THE RECORDS

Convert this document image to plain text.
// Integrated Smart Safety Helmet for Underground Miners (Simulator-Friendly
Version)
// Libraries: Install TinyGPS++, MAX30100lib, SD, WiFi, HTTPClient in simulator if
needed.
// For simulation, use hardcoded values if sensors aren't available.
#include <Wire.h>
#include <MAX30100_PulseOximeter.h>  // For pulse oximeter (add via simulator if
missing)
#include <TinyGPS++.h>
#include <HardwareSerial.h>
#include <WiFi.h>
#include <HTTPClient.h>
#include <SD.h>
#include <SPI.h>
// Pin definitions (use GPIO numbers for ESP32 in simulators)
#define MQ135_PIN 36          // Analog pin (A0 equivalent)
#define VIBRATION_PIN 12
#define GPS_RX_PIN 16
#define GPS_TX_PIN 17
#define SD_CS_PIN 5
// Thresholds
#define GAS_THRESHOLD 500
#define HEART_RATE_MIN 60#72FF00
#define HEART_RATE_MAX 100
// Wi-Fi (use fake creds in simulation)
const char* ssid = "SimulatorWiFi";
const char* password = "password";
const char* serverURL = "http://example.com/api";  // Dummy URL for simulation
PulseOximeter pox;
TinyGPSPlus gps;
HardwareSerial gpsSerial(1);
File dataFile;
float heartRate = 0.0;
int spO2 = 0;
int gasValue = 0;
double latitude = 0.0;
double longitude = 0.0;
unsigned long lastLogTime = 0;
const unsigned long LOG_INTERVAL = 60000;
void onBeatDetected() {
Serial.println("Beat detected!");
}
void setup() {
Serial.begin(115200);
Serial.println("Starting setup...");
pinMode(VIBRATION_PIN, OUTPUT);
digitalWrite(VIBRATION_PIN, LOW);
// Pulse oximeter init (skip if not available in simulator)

AIM
Return the lines of the records that include the string "println".

SOLVED EXERCISE
Serial.println("Beat detected!");
Serial.println("Starting setup...");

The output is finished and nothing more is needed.